─── DATASET CONTENT

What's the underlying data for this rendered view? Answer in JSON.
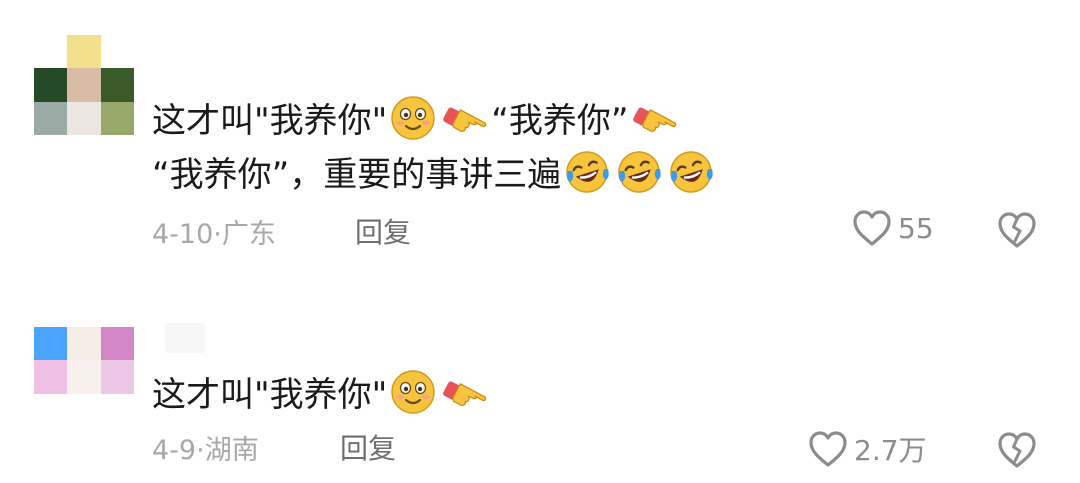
{
  "comments": [
    {
      "avatar_colors": [
        "#ffffff",
        "#f2e08a",
        "#ffffff",
        "#254a26",
        "#d9bba8",
        "#3a5a2a",
        "#9aaaa5",
        "#ece6e2",
        "#98a868"
      ],
      "username": "",
      "segments": [
        {
          "type": "text",
          "value": "这才叫\"我养你\""
        },
        {
          "type": "emoji",
          "icon": "blushing-smile-icon"
        },
        {
          "type": "emoji",
          "icon": "pointing-hand-icon"
        },
        {
          "type": "text",
          "value": "“我养你”"
        },
        {
          "type": "emoji",
          "icon": "pointing-hand-icon"
        },
        {
          "type": "text",
          "value": "“我养你”，重要的事讲三遍"
        },
        {
          "type": "emoji",
          "icon": "laughing-tears-icon"
        },
        {
          "type": "emoji",
          "icon": "laughing-tears-icon"
        },
        {
          "type": "emoji",
          "icon": "laughing-tears-icon"
        }
      ],
      "date": "4-10",
      "location": "广东",
      "reply_label": "回复",
      "likes": "55"
    },
    {
      "avatar_colors": [
        "#4aa3ff",
        "#f6ede6",
        "#d487c6",
        "#f0c0e6",
        "#f7f0ec",
        "#ecc8e6",
        "#ffffff",
        "#ffffff",
        "#ffffff"
      ],
      "username": "",
      "segments": [
        {
          "type": "text",
          "value": "这才叫\"我养你\""
        },
        {
          "type": "emoji",
          "icon": "blushing-smile-icon"
        },
        {
          "type": "emoji",
          "icon": "pointing-hand-icon"
        }
      ],
      "date": "4-9",
      "location": "湖南",
      "reply_label": "回复",
      "likes": "2.7万"
    }
  ],
  "meta_separator": "·",
  "colors": {
    "text": "#1a1a1a",
    "meta": "#a8a8a8",
    "reply": "#6f6f6f",
    "icon": "#8c8c8c",
    "emoji_face": "#f7c53d",
    "hand_sleeve": "#e8535a"
  }
}
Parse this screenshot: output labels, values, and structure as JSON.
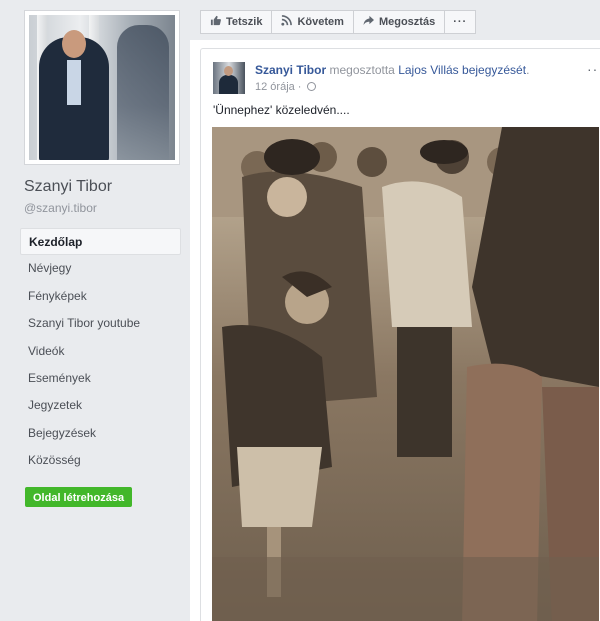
{
  "sidebar": {
    "page_name": "Szanyi Tibor",
    "handle": "@szanyi.tibor",
    "items": [
      {
        "label": "Kezdőlap"
      },
      {
        "label": "Névjegy"
      },
      {
        "label": "Fényképek"
      },
      {
        "label": "Szanyi Tibor youtube"
      },
      {
        "label": "Videók"
      },
      {
        "label": "Események"
      },
      {
        "label": "Jegyzetek"
      },
      {
        "label": "Bejegyzések"
      },
      {
        "label": "Közösség"
      }
    ],
    "create_page": "Oldal létrehozása"
  },
  "actions": {
    "like": "Tetszik",
    "follow": "Követem",
    "share": "Megosztás",
    "more": "···"
  },
  "post": {
    "author": "Szanyi Tibor",
    "shared_text": " megosztotta ",
    "shared_from": "Lajos Villás",
    "post_link": "bejegyzését",
    "period": ".",
    "time": "12 órája · ",
    "text": "'Ünnephez' közeledvén....",
    "more": "···"
  }
}
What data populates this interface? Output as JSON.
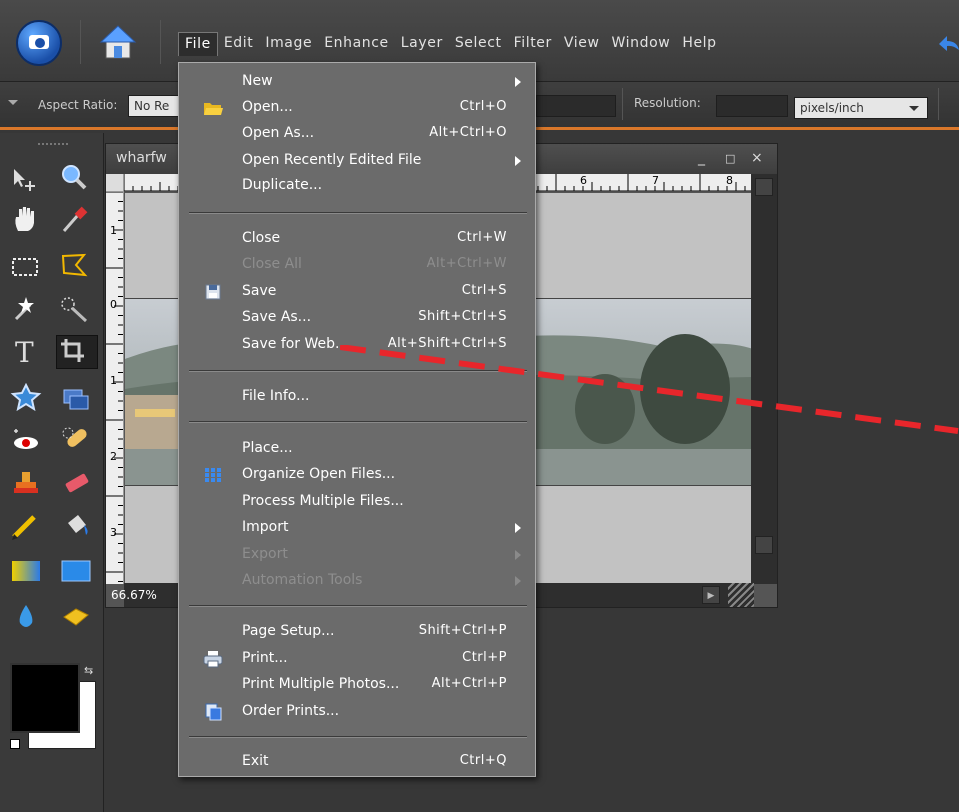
{
  "menubar": {
    "items": [
      "File",
      "Edit",
      "Image",
      "Enhance",
      "Layer",
      "Select",
      "Filter",
      "View",
      "Window",
      "Help"
    ]
  },
  "options_bar": {
    "aspect_ratio_label": "Aspect Ratio:",
    "aspect_ratio_value": "No Re",
    "resolution_label": "Resolution:",
    "resolution_value": "",
    "resolution_unit": "pixels/inch"
  },
  "document": {
    "title": "wharfw",
    "zoom": "66.67%",
    "ruler_top_numbers": [
      "6",
      "7",
      "8"
    ],
    "ruler_left_numbers": [
      "1",
      "0",
      "1",
      "2",
      "3"
    ],
    "window_controls": [
      "_",
      "□",
      "×"
    ]
  },
  "file_menu": {
    "items": [
      {
        "label": "New",
        "shortcut": "",
        "submenu": true,
        "disabled": false,
        "icon": ""
      },
      {
        "label": "Open...",
        "shortcut": "Ctrl+O",
        "submenu": false,
        "disabled": false,
        "icon": "folder-icon"
      },
      {
        "label": "Open As...",
        "shortcut": "Alt+Ctrl+O",
        "submenu": false,
        "disabled": false,
        "icon": ""
      },
      {
        "label": "Open Recently Edited File",
        "shortcut": "",
        "submenu": true,
        "disabled": false,
        "icon": ""
      },
      {
        "label": "Duplicate...",
        "shortcut": "",
        "submenu": false,
        "disabled": false,
        "icon": ""
      },
      {
        "label": "Close",
        "shortcut": "Ctrl+W",
        "submenu": false,
        "disabled": false,
        "icon": ""
      },
      {
        "label": "Close All",
        "shortcut": "Alt+Ctrl+W",
        "submenu": false,
        "disabled": true,
        "icon": ""
      },
      {
        "label": "Save",
        "shortcut": "Ctrl+S",
        "submenu": false,
        "disabled": false,
        "icon": "floppy-disk-icon"
      },
      {
        "label": "Save As...",
        "shortcut": "Shift+Ctrl+S",
        "submenu": false,
        "disabled": false,
        "icon": ""
      },
      {
        "label": "Save for Web...",
        "shortcut": "Alt+Shift+Ctrl+S",
        "submenu": false,
        "disabled": false,
        "icon": ""
      },
      {
        "label": "File Info...",
        "shortcut": "",
        "submenu": false,
        "disabled": false,
        "icon": ""
      },
      {
        "label": "Place...",
        "shortcut": "",
        "submenu": false,
        "disabled": false,
        "icon": ""
      },
      {
        "label": "Organize Open Files...",
        "shortcut": "",
        "submenu": false,
        "disabled": false,
        "icon": "grid-icon"
      },
      {
        "label": "Process Multiple Files...",
        "shortcut": "",
        "submenu": false,
        "disabled": false,
        "icon": ""
      },
      {
        "label": "Import",
        "shortcut": "",
        "submenu": true,
        "disabled": false,
        "icon": ""
      },
      {
        "label": "Export",
        "shortcut": "",
        "submenu": true,
        "disabled": true,
        "icon": ""
      },
      {
        "label": "Automation Tools",
        "shortcut": "",
        "submenu": true,
        "disabled": true,
        "icon": ""
      },
      {
        "label": "Page Setup...",
        "shortcut": "Shift+Ctrl+P",
        "submenu": false,
        "disabled": false,
        "icon": ""
      },
      {
        "label": "Print...",
        "shortcut": "Ctrl+P",
        "submenu": false,
        "disabled": false,
        "icon": "printer-icon"
      },
      {
        "label": "Print Multiple Photos...",
        "shortcut": "Alt+Ctrl+P",
        "submenu": false,
        "disabled": false,
        "icon": ""
      },
      {
        "label": "Order Prints...",
        "shortcut": "",
        "submenu": false,
        "disabled": false,
        "icon": "order-prints-icon"
      },
      {
        "label": "Exit",
        "shortcut": "Ctrl+Q",
        "submenu": false,
        "disabled": false,
        "icon": ""
      }
    ]
  },
  "colors": {
    "accent_orange": "#d9772a",
    "annotation_red": "#e8262b",
    "menu_bg": "#6b6b6b"
  }
}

──────

YOUR INSTRUCTIONS: Repeat the listing in full and exactly. Do not include any images.

WRITTEN RESPONSE:
What's the underlying data for this rendered view? Answer in JSON.
{
  "comments": [
    {
      "avatar_colors": [
        "#ffffff",
        "#f2e08a",
        "#ffffff",
        "#254a26",
        "#d9bba8",
        "#3a5a2a",
        "#9aaaa5",
        "#ece6e2",
        "#98a868"
      ],
      "username": "",
      "segments": [
        {
          "type": "text",
          "value": "这才叫\"我养你\""
        },
        {
          "type": "emoji",
          "icon": "blushing-smile-icon"
        },
        {
          "type": "emoji",
          "icon": "pointing-hand-icon"
        },
        {
          "type": "text",
          "value": "“我养你”"
        },
        {
          "type": "emoji",
          "icon": "pointing-hand-icon"
        },
        {
          "type": "text",
          "value": "“我养你”，重要的事讲三遍"
        },
        {
          "type": "emoji",
          "icon": "laughing-tears-icon"
        },
        {
          "type": "emoji",
          "icon": "laughing-tears-icon"
        },
        {
          "type": "emoji",
          "icon": "laughing-tears-icon"
        }
      ],
      "date": "4-10",
      "location": "广东",
      "reply_label": "回复",
      "likes": "55"
    },
    {
      "avatar_colors": [
        "#4aa3ff",
        "#f6ede6",
        "#d487c6",
        "#f0c0e6",
        "#f7f0ec",
        "#ecc8e6",
        "#ffffff",
        "#ffffff",
        "#ffffff"
      ],
      "username": "",
      "segments": [
        {
          "type": "text",
          "value": "这才叫\"我养你\""
        },
        {
          "type": "emoji",
          "icon": "blushing-smile-icon"
        },
        {
          "type": "emoji",
          "icon": "pointing-hand-icon"
        }
      ],
      "date": "4-9",
      "location": "湖南",
      "reply_label": "回复",
      "likes": "2.7万"
    }
  ],
  "meta_separator": "·",
  "colors": {
    "text": "#1a1a1a",
    "meta": "#a8a8a8",
    "reply": "#6f6f6f",
    "icon": "#8c8c8c",
    "emoji_face": "#f7c53d",
    "hand_sleeve": "#e8535a"
  }
}
Parse this screenshot: output labels, values, and structure as JSON.
{
  "sidebar": {
    "page_name": "Szanyi Tibor",
    "handle": "@szanyi.tibor",
    "items": [
      {
        "label": "Kezdőlap"
      },
      {
        "label": "Névjegy"
      },
      {
        "label": "Fényképek"
      },
      {
        "label": "Szanyi Tibor youtube"
      },
      {
        "label": "Videók"
      },
      {
        "label": "Események"
      },
      {
        "label": "Jegyzetek"
      },
      {
        "label": "Bejegyzések"
      },
      {
        "label": "Közösség"
      }
    ],
    "create_page": "Oldal létrehozása"
  },
  "actions": {
    "like": "Tetszik",
    "follow": "Követem",
    "share": "Megosztás",
    "more": "···"
  },
  "post": {
    "author": "Szanyi Tibor",
    "shared_text": " megosztotta ",
    "shared_from": "Lajos Villás",
    "post_link": "bejegyzését",
    "period": ".",
    "time": "12 órája · ",
    "text": "'Ünnephez' közeledvén....",
    "more": "···"
  }
}
What data populates this interface? Output as JSON.
{
  "menubar": {
    "items": [
      "File",
      "Edit",
      "Image",
      "Enhance",
      "Layer",
      "Select",
      "Filter",
      "View",
      "Window",
      "Help"
    ]
  },
  "options_bar": {
    "aspect_ratio_label": "Aspect Ratio:",
    "aspect_ratio_value": "No Re",
    "resolution_label": "Resolution:",
    "resolution_value": "",
    "resolution_unit": "pixels/inch"
  },
  "document": {
    "title": "wharfw",
    "zoom": "66.67%",
    "ruler_top_numbers": [
      "6",
      "7",
      "8"
    ],
    "ruler_left_numbers": [
      "1",
      "0",
      "1",
      "2",
      "3"
    ],
    "window_controls": [
      "_",
      "□",
      "×"
    ]
  },
  "file_menu": {
    "items": [
      {
        "label": "New",
        "shortcut": "",
        "submenu": true,
        "disabled": false,
        "icon": ""
      },
      {
        "label": "Open...",
        "shortcut": "Ctrl+O",
        "submenu": false,
        "disabled": false,
        "icon": "folder-icon"
      },
      {
        "label": "Open As...",
        "shortcut": "Alt+Ctrl+O",
        "submenu": false,
        "disabled": false,
        "icon": ""
      },
      {
        "label": "Open Recently Edited File",
        "shortcut": "",
        "submenu": true,
        "disabled": false,
        "icon": ""
      },
      {
        "label": "Duplicate...",
        "shortcut": "",
        "submenu": false,
        "disabled": false,
        "icon": ""
      },
      {
        "label": "Close",
        "shortcut": "Ctrl+W",
        "submenu": false,
        "disabled": false,
        "icon": ""
      },
      {
        "label": "Close All",
        "shortcut": "Alt+Ctrl+W",
        "submenu": false,
        "disabled": true,
        "icon": ""
      },
      {
        "label": "Save",
        "shortcut": "Ctrl+S",
        "submenu": false,
        "disabled": false,
        "icon": "floppy-disk-icon"
      },
      {
        "label": "Save As...",
        "shortcut": "Shift+Ctrl+S",
        "submenu": false,
        "disabled": false,
        "icon": ""
      },
      {
        "label": "Save for Web...",
        "shortcut": "Alt+Shift+Ctrl+S",
        "submenu": false,
        "disabled": false,
        "icon": ""
      },
      {
        "label": "File Info...",
        "shortcut": "",
        "submenu": false,
        "disabled": false,
        "icon": ""
      },
      {
        "label": "Place...",
        "shortcut": "",
        "submenu": false,
        "disabled": false,
        "icon": ""
      },
      {
        "label": "Organize Open Files...",
        "shortcut": "",
        "submenu": false,
        "disabled": false,
        "icon": "grid-icon"
      },
      {
        "label": "Process Multiple Files...",
        "shortcut": "",
        "submenu": false,
        "disabled": false,
        "icon": ""
      },
      {
        "label": "Import",
        "shortcut": "",
        "submenu": true,
        "disabled": false,
        "icon": ""
      },
      {
        "label": "Export",
        "shortcut": "",
        "submenu": true,
        "disabled": true,
        "icon": ""
      },
      {
        "label": "Automation Tools",
        "shortcut": "",
        "submenu": true,
        "disabled": true,
        "icon": ""
      },
      {
        "label": "Page Setup...",
        "shortcut": "Shift+Ctrl+P",
        "submenu": false,
        "disabled": false,
        "icon": ""
      },
      {
        "label": "Print...",
        "shortcut": "Ctrl+P",
        "submenu": false,
        "disabled": false,
        "icon": "printer-icon"
      },
      {
        "label": "Print Multiple Photos...",
        "shortcut": "Alt+Ctrl+P",
        "submenu": false,
        "disabled": false,
        "icon": ""
      },
      {
        "label": "Order Prints...",
        "shortcut": "",
        "submenu": false,
        "disabled": false,
        "icon": "order-prints-icon"
      },
      {
        "label": "Exit",
        "shortcut": "Ctrl+Q",
        "submenu": false,
        "disabled": false,
        "icon": ""
      }
    ]
  },
  "colors": {
    "accent_orange": "#d9772a",
    "annotation_red": "#e8262b",
    "menu_bg": "#6b6b6b"
  }
}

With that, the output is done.